:: Task statement ::
Copy every line from the material below that holds "page".
* begin *
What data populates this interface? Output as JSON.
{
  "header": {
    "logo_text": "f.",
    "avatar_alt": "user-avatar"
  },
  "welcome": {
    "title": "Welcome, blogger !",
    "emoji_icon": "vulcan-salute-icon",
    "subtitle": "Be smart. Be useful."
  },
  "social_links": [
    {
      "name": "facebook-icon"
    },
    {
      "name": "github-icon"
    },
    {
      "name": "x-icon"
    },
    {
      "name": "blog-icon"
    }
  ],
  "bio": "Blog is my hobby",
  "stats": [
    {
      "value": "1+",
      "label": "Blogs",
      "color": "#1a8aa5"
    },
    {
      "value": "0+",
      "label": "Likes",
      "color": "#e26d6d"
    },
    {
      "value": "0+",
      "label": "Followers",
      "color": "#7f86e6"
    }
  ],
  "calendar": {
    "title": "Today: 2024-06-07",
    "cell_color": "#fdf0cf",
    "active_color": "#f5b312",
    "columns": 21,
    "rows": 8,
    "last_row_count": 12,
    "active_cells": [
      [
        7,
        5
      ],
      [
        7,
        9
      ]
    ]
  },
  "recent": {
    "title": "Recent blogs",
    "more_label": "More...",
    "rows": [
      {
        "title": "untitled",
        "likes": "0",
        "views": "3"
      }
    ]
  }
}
* end *
* begin *
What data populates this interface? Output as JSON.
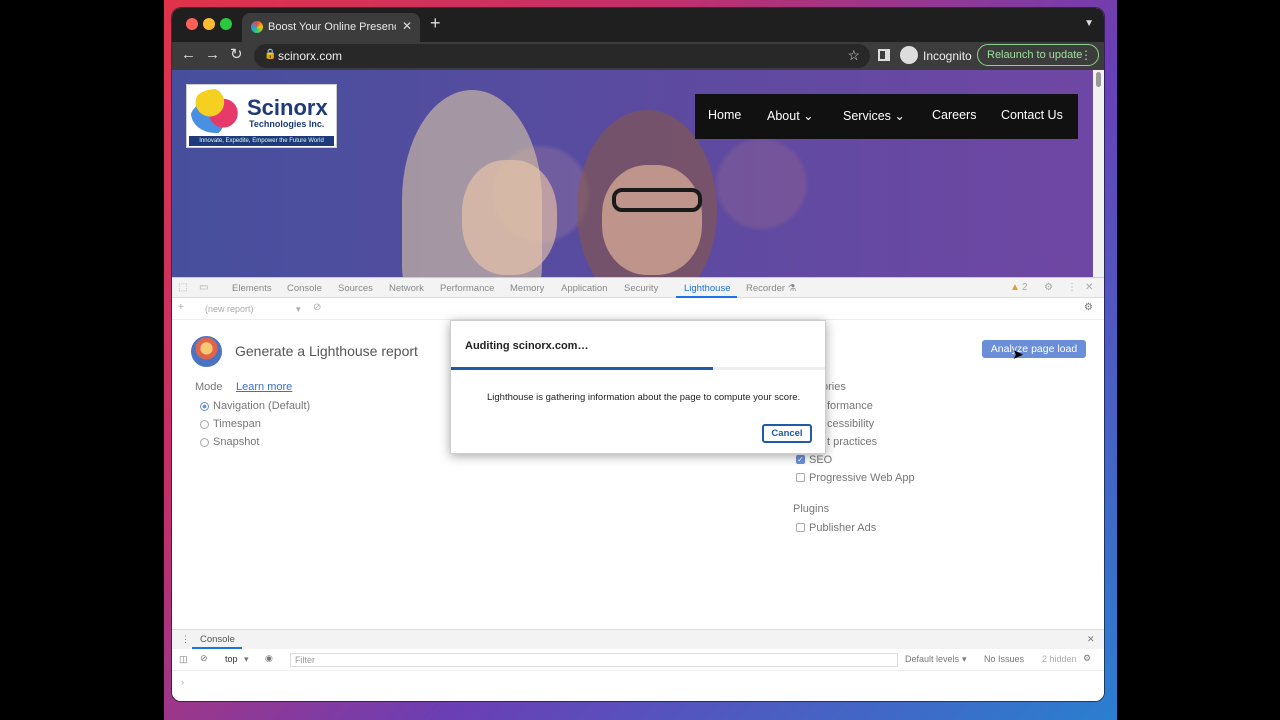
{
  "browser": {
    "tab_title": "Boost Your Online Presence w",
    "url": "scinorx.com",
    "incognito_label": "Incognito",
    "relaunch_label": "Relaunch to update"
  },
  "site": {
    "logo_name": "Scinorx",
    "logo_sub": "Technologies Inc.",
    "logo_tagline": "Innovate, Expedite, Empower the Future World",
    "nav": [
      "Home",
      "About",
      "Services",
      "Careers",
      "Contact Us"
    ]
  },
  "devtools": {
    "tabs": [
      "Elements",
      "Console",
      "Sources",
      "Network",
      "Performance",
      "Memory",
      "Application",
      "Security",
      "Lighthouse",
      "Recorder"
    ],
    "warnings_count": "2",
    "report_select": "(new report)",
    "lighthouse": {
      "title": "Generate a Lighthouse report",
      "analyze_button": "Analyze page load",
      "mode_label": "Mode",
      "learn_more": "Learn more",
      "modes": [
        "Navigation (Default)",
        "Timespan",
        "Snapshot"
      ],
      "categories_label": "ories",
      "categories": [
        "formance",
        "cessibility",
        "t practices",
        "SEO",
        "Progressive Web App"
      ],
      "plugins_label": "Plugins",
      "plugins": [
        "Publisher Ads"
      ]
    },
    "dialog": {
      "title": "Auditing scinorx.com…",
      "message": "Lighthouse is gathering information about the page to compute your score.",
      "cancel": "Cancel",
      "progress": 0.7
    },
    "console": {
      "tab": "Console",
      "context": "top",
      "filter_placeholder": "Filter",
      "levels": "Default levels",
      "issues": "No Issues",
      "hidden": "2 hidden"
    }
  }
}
* end *
* begin *
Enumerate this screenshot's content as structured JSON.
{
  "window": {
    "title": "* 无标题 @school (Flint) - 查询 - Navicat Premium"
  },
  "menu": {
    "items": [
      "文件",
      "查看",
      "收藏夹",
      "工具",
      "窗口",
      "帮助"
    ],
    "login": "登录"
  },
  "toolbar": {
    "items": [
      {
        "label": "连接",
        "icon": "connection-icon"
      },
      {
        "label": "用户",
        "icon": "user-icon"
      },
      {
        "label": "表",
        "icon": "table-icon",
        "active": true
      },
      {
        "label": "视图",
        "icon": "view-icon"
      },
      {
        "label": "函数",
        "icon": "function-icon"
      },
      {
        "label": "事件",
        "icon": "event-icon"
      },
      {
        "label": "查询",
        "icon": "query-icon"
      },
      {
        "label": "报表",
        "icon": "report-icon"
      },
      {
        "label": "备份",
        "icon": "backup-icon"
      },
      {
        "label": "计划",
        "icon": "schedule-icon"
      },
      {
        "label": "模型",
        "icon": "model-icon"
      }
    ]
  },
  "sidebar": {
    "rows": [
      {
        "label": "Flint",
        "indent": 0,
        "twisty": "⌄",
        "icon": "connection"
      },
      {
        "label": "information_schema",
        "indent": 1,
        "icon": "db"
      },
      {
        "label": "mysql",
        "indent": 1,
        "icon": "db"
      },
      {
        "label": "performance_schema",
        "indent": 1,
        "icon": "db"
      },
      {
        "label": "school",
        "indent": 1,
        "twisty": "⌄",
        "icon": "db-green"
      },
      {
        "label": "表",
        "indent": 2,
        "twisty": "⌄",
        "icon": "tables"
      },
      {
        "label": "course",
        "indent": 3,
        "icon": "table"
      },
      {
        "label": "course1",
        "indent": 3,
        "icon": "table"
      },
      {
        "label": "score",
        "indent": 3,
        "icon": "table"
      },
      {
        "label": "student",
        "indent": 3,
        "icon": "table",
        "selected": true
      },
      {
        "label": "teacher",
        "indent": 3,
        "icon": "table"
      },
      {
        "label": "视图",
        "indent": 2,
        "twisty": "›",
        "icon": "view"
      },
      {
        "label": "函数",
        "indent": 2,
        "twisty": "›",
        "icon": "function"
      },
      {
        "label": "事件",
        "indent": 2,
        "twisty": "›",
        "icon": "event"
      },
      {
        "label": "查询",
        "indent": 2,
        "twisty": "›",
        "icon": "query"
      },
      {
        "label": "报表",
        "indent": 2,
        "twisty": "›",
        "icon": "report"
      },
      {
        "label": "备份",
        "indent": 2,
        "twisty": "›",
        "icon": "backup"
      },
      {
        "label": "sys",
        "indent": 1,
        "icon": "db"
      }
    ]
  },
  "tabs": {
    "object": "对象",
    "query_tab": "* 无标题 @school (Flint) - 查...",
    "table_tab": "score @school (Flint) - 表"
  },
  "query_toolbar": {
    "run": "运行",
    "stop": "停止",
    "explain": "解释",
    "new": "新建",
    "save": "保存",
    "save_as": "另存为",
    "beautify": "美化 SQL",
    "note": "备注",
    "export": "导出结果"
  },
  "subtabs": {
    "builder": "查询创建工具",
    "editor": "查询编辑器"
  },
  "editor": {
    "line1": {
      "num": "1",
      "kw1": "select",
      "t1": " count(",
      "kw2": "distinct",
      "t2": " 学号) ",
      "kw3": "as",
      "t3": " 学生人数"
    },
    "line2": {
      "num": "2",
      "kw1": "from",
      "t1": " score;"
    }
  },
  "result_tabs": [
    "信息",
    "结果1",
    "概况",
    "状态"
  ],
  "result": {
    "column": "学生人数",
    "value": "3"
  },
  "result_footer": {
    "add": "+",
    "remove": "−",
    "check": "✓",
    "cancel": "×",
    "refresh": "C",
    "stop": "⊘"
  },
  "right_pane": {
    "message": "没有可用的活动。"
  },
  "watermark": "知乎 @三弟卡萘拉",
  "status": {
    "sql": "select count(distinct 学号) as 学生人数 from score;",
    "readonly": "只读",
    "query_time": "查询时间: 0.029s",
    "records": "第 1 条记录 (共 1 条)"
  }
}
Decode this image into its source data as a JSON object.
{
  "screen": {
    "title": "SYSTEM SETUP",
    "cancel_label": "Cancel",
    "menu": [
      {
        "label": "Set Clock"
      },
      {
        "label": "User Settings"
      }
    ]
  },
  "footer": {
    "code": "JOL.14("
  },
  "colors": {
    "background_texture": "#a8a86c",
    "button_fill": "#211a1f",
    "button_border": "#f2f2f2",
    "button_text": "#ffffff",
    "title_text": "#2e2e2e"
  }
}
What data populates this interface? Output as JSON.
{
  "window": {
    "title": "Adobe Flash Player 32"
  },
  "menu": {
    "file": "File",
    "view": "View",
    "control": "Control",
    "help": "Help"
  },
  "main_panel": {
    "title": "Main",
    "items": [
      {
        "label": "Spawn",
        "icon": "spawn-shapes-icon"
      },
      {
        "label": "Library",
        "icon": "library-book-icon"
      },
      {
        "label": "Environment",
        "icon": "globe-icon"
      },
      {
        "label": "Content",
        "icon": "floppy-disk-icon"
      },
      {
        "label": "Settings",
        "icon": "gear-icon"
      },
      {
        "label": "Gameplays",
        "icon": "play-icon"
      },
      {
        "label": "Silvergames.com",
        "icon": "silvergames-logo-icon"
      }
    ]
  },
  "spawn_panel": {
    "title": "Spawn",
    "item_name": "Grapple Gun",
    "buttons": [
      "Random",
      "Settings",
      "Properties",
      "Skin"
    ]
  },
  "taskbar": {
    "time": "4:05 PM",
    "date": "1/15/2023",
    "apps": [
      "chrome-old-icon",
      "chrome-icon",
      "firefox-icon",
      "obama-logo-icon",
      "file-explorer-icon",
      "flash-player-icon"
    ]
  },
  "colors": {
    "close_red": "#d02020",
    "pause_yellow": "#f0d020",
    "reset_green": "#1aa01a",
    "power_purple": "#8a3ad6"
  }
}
* end *
:: Solution for this task ::
      "analyze_button": "Analyze page load",
      "message": "Lighthouse is gathering information about the page to compute your score.",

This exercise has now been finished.